» Data shown:
━━━━━━━━━━━━━━━━━━━━

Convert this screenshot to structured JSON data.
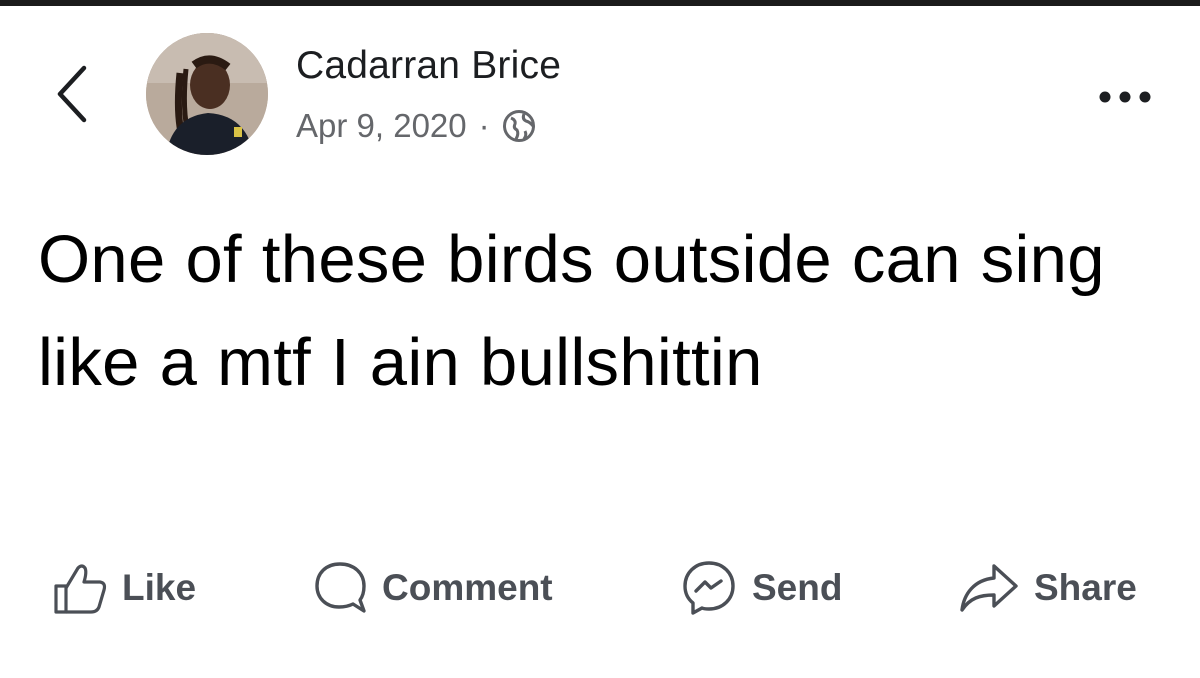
{
  "post": {
    "author": "Cadarran Brice",
    "date": "Apr 9, 2020",
    "separator": "·",
    "privacy_icon": "globe-icon",
    "text": "One of these birds outside can sing like a mtf I ain bullshittin"
  },
  "header": {
    "back_icon": "chevron-left-icon",
    "more_icon": "more-horizontal-icon"
  },
  "actions": [
    {
      "label": "Like",
      "icon": "thumbs-up-icon"
    },
    {
      "label": "Comment",
      "icon": "comment-bubble-icon"
    },
    {
      "label": "Send",
      "icon": "messenger-icon"
    },
    {
      "label": "Share",
      "icon": "share-arrow-icon"
    }
  ],
  "colors": {
    "text": "#000000",
    "secondary": "#65676b",
    "action": "#4b4f56",
    "background": "#ffffff"
  }
}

━━━━━━━━━━━━━━━━━━━━

» What the exercise asks: In the records above, locate each line with the word "text". Copy all such lines.

» Reply:
    "text": "One of these birds outside can sing like a mtf I ain bullshittin"
    "text": "#000000",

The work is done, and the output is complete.